*Jobs*.
1. In the writing on appellate briefs, transcribe the passage starting with "Which brings me" and going on through "the defendant employer.".
2. According to the text on appellate briefs, what do California court rules require for each argument?
3. Continue the piece on appellate brief writing, picking up right after its last sentence.

*Text excerpt*.
## Begin
David Foster Wallace (February 21, 1962 – September 12, 2008) was an award-winning American novelist, short story writer, essayist, professor of English at Illinois State University, and professor of creative writing at Pomona College. Wallace is widely known for his 1996 novel Infinite Jest, which was cited as one of the 100 best English-language novels from 1923 to 2005 by Time magazine.

From the article, here is just a part of Wallace’s advice on what the “middle” of a persuasive piece should do (my emphasis):

The middle should work. It lays out the argument in steps, not in a robotic way, but in a way that the reader can tell (a) what the distinct steps or premises of the argument are; and (b), this is the tricky one, how they’re connected to each other. So when I teach nonfiction classes, I spend a disproportionate amount of my time teaching the students how to write transitions, even as simple ones as however and moreover between sentences. Because part of their belief that the reader can somehow read their mind is their failure to see that the reader needs help understanding how two sentences are connected to each other—and also transitions between paragraphs.

That got me thinking about the function of argumentative headings in appellate briefs. Do lawyers use argumentative headings to fulfill this “connecting” function? Should they?

Argumentative headings obviously need to be more than “connectors.” In fact, California court rules require that each argument be identified in a heading, lest it be deemed waived. One bit of advice most of us learned in law school is that headings should be written so that the table of contents alone is persuasive. Does that mean they should serve as transitions, too?

Maybe not.  Wallace’s comments suggest an exercise for evaluating your brief, which is the opposite of looking at the table of contents alone (and this, I think, is what the LinkedIn poster meant): if you stripped the argumentative headings out of your brief, could your reader still see the connections among your arguments?

I’m not sure that the answer has to be “yes” in every case. After all, most writing maxims have some elasticity. Writing as if argumentative headings aren’t there might actually be counter-productive for some arguments. Consider, for example, an argumentative heading over a single paragraph of text. Including a topic sentence and transition in that paragraph that essentially repeats the heading might make for cumbersome reading. Maybe it’s okay in those instances for a heading to serve as both identifier and transition, without the need for a transition in the text. Then again, there may be judges out there who deliberately “read around” the headings to get a feel for your brief without them — can you risk leaving them clueless?

I haven’t really thought about this too deeply before, but I now want to try an experiment. On my next brief, I am going to ask a colleague unfamiliar with the case to read a draft that has been striped of its headings and then give me his opinion as to whether the arguments seem connected and persuasive in that form. That should be interesting.

Don’t get snide on appeal

Snideness is never an attractive trait, but it is distressingly common in trial court. No offense to you trial lawyers out there, but I find snideness far less prevalent in appellate practice, and, on those occasions where it does raise its ugly head, the justices seem far more hostile to it than most trial judges are.

Which brings me to a 2009 case that I ran across today, Nazir v. United Airlines (2009) 178 Cal.App.4th 243, in which plaintiff’s counsel, apparently from a solo or small office, squared up against an employment law powerhouse and not only won, but got to see the powerhouse firm spanked by the Court of Appeal as it reversed the summary judgment for the defendant employer.
## End
*Recorded data*.
## Begin
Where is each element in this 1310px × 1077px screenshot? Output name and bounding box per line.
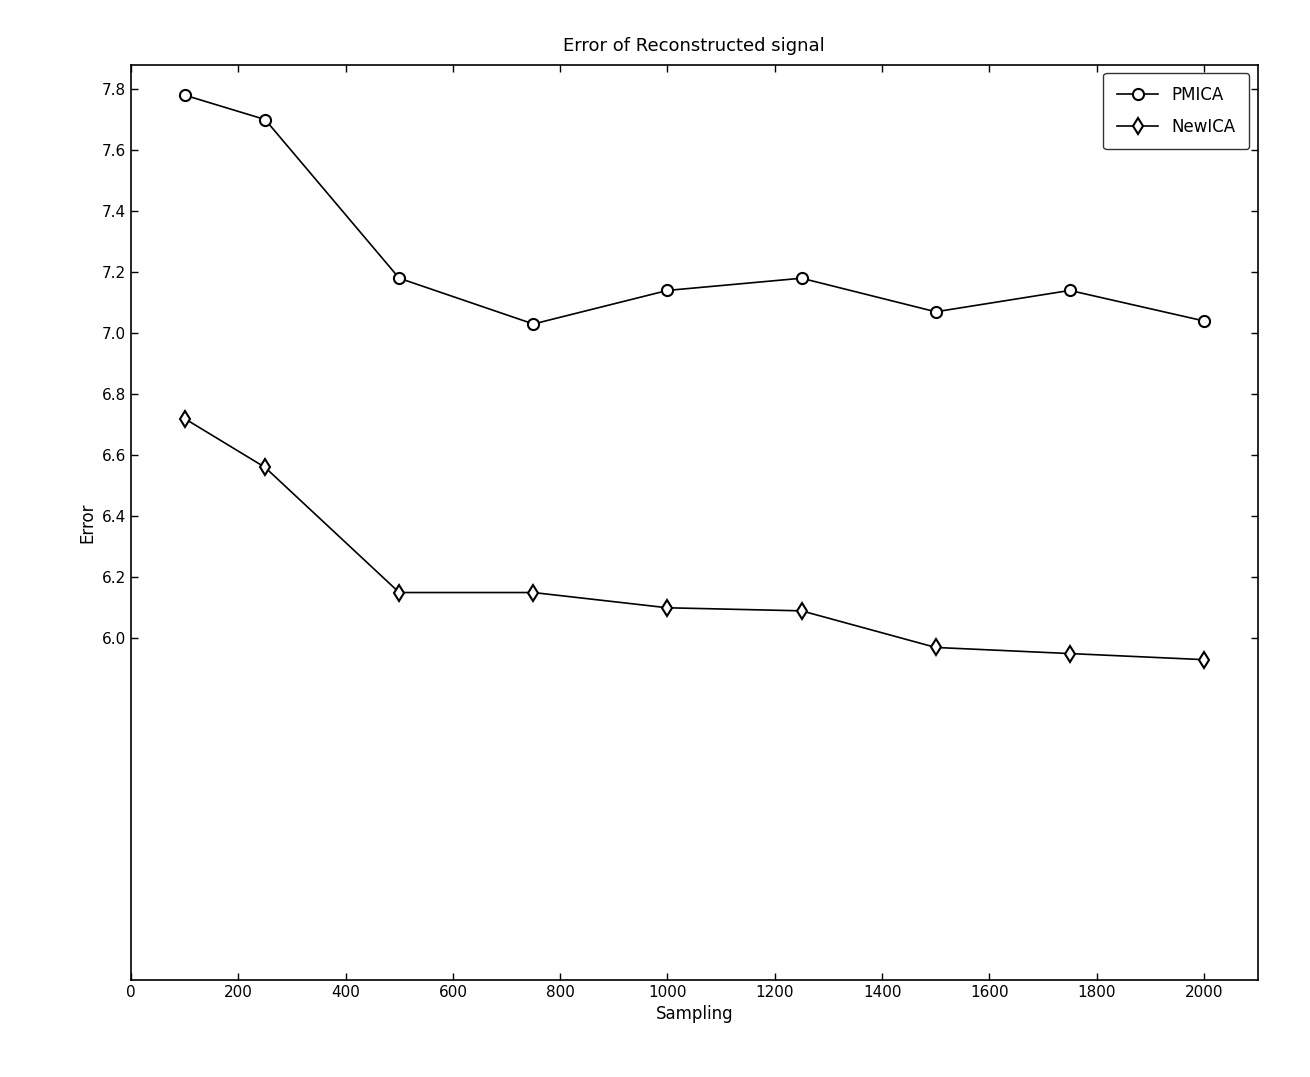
## End
*Answers to the tasks*.
1.
Which brings me to a 2009 case that I ran across today, Nazir v. United Airlines (2009) 178 Cal.App.4th 243, in which plaintiff’s counsel, apparently from a solo or small office, squared up against an employment law powerhouse and not only won, but got to see the powerhouse firm spanked by the Court of Appeal as it reversed the summary judgment for the defendant employer.

2. They require that each argument be identified in a heading, or it may be deemed waived.

3.
Here’s your hot tip of the day: Unless you want to invite the severest scrutiny of your own papers and trial counsel’s track record in the trial court, don’t start your brief like this:

Seemingly emboldened by [the trial court's description of the plaintiff's summary judgment opposition papers], defendants’ brief here begins this way:

“As in Macbeth’s soliloquy, Appellant’s Opening Brief (AOB), like his summary judgment opposition below, is full of ‘sound and fury, [but ultimately] signifying nothing.’ Despite filing an 1894 page(!) opposition separate statement, which the trial court found … in a manner deliberately calculated to obfuscate whether any ‘purportedly disputed facts were actually controverted by admissible evidence,’ the trial court properly granted summary judgment in this case. As with Nazir’s opposition statement, his AOB is ‘mostly verbiage, and utterly lacking in the identification and presentation of evidence demonstrating a disputed issue of fact.’ ”

Uh-oh. Pot, meet kettle:

Passing over whether such disparagement is effective advocacy, the “girth” of materials before the trial court began with defendants, whose 1056 pages of moving papers were in great part inappropriate, beginning with the motion itself.

The opinion goes on to lambaste the powerhouse firm for bringing a motion outside the scope of the statute and filing papers so out of compliance with court rules that they failed to adequately inform the plaintiff of the facts supporting the motion. Indeed, the court again takes an accusation (that plaintiff’s papers were designed to obfuscate) and applies it to the defendants:

The deficiencies in the motion pale in comparison to those in the separate statement. “Separate statements are required not to satisfy a sadistic urge to torment lawyers, but rather to afford due process to opposing parties and to permit trial courts to expeditiously review complex motions for [summary adjudication] and summary judgment to determine quickly and efficiently *252 whether material facts are undisputed.” (United Community Church v. Garcin (1991) 231 Cal.App.3d 327, 335, 282 Cal.Rptr. 368.) The separate statement “provides a convenient and expeditious vehicle permitting the trial court to hone in on the truly disputed facts.” (Collins v. Hertz Corp. (2006) 144 Cal.App.4th 64, 74, 50 Cal.Rptr.3d 149.) That hardly describes defendants’ separate statement here.

Plaintiff’s counsel must have really enjoyed reading that opinion.

A different kind of “three strikes and you’re out”

A recent opinion from the court of appeal demonstrates that while redundancy is usually something to be avoided, sometimes it’s a good way to make a point.

[Plaintiff] persistently misstates the central issue in the case by insisting, here and in related appeals, that the question presented is whether a defendant charged with trade secret misappropriation “may escape liability” by establishing that it “does not comprehend the specific information comprising the trade secrets.” This is not an issue, let alone the chief issue, in these matters. The posited question may be answered in the negative-as indeed it must-without resolving any aspect of this case. It is a smokescreen, a red herring, a straw man.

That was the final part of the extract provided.